[Data records]
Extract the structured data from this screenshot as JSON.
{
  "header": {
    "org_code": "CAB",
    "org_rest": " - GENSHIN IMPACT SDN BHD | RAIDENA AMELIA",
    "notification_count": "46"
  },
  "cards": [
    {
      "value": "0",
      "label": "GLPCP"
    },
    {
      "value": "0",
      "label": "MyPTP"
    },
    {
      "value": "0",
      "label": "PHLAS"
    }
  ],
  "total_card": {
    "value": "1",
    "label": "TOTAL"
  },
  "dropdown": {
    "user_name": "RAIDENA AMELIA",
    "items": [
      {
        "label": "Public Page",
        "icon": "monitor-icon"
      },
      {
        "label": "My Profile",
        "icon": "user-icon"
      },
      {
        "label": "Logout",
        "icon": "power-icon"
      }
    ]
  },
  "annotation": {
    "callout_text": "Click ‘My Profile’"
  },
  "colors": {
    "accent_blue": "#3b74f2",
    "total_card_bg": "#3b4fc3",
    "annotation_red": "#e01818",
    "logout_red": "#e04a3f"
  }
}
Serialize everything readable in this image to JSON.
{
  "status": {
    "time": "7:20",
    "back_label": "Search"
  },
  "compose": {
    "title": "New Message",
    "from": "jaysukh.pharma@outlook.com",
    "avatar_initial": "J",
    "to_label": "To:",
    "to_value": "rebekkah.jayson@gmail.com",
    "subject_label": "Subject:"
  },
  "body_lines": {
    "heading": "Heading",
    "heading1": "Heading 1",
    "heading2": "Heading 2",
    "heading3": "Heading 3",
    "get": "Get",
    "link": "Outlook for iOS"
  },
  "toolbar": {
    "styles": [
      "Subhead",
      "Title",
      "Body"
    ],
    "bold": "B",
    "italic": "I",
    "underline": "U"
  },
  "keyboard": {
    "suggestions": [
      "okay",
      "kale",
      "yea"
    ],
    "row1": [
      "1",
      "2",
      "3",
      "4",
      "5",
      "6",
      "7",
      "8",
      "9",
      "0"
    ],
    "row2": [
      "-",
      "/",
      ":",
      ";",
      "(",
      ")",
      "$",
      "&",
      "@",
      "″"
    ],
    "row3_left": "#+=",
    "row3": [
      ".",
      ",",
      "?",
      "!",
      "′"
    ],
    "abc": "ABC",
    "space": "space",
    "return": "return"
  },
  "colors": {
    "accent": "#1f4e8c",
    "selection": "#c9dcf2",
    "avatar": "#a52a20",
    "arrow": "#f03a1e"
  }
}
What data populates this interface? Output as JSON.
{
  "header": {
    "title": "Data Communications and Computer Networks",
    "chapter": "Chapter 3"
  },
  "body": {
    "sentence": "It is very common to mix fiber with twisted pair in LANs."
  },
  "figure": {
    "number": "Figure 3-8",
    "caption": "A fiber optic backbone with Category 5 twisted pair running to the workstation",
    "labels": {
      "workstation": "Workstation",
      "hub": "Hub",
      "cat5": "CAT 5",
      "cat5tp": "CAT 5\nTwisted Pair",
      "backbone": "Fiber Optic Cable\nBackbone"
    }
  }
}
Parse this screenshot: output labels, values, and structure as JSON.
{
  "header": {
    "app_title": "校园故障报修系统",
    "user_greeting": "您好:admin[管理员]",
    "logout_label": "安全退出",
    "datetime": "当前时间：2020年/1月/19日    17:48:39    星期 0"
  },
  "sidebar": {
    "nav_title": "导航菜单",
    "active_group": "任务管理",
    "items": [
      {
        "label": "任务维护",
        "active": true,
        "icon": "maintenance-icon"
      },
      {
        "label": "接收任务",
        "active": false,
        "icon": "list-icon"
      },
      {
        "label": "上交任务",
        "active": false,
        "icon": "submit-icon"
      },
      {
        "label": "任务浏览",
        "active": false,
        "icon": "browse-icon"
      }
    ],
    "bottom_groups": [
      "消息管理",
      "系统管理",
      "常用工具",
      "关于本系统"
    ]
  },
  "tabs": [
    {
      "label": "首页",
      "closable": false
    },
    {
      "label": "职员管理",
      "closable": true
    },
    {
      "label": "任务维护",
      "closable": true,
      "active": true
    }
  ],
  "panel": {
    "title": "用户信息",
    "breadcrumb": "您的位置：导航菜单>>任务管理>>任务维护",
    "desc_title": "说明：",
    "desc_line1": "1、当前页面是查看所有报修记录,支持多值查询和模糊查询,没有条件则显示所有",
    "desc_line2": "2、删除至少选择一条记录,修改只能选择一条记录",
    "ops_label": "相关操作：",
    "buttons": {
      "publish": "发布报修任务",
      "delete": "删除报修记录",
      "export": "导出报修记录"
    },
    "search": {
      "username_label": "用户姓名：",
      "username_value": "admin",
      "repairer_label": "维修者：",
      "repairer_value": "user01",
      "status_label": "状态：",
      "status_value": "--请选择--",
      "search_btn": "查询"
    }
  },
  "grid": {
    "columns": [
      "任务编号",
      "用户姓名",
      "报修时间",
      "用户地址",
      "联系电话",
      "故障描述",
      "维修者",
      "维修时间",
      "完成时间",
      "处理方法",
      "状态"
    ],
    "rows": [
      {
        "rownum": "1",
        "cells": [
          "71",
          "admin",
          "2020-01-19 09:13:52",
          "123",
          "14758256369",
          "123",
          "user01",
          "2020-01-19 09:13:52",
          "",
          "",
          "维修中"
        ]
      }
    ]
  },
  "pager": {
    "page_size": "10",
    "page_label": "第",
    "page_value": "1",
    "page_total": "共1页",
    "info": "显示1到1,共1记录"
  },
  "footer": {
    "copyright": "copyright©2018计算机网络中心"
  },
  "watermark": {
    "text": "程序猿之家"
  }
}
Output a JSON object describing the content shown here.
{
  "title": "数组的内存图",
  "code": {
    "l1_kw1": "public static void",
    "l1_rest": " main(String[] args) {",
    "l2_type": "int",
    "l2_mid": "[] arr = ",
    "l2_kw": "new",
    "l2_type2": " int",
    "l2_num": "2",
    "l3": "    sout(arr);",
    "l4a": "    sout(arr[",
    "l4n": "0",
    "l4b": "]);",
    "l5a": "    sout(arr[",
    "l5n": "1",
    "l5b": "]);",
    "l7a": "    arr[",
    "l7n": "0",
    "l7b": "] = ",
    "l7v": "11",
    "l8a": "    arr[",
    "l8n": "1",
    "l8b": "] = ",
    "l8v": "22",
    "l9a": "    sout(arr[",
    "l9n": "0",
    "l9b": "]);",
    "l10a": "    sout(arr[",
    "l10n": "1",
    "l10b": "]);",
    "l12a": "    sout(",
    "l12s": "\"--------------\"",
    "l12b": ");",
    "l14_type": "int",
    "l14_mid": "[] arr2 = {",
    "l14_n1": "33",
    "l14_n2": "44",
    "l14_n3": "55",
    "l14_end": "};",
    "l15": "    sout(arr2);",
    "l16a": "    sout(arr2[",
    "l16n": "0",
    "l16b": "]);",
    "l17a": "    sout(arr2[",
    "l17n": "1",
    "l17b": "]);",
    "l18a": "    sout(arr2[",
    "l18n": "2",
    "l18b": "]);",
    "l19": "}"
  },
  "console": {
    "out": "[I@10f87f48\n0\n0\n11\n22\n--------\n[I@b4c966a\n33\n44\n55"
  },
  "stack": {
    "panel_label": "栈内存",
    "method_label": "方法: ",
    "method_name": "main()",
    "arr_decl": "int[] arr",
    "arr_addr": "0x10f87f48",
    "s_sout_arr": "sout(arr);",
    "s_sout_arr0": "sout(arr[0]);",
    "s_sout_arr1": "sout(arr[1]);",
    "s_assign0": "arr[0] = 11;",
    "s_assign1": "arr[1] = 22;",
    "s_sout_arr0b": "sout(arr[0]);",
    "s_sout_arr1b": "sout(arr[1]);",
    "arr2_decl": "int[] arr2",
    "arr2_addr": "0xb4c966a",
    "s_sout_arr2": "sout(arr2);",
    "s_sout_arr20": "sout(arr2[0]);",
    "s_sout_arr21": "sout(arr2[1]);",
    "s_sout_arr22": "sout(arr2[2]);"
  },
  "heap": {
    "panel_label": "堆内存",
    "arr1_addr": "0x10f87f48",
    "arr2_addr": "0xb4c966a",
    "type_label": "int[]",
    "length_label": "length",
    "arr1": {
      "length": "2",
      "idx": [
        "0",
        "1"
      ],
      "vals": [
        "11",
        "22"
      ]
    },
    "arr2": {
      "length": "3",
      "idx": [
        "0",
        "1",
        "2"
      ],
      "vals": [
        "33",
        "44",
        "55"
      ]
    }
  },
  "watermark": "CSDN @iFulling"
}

= Set problem =
Find the word "导航菜单" in the records and pull out each line that has it.

= Task response =
    "nav_title": "导航菜单",
    "breadcrumb": "您的位置：导航菜单>>任务管理>>任务维护",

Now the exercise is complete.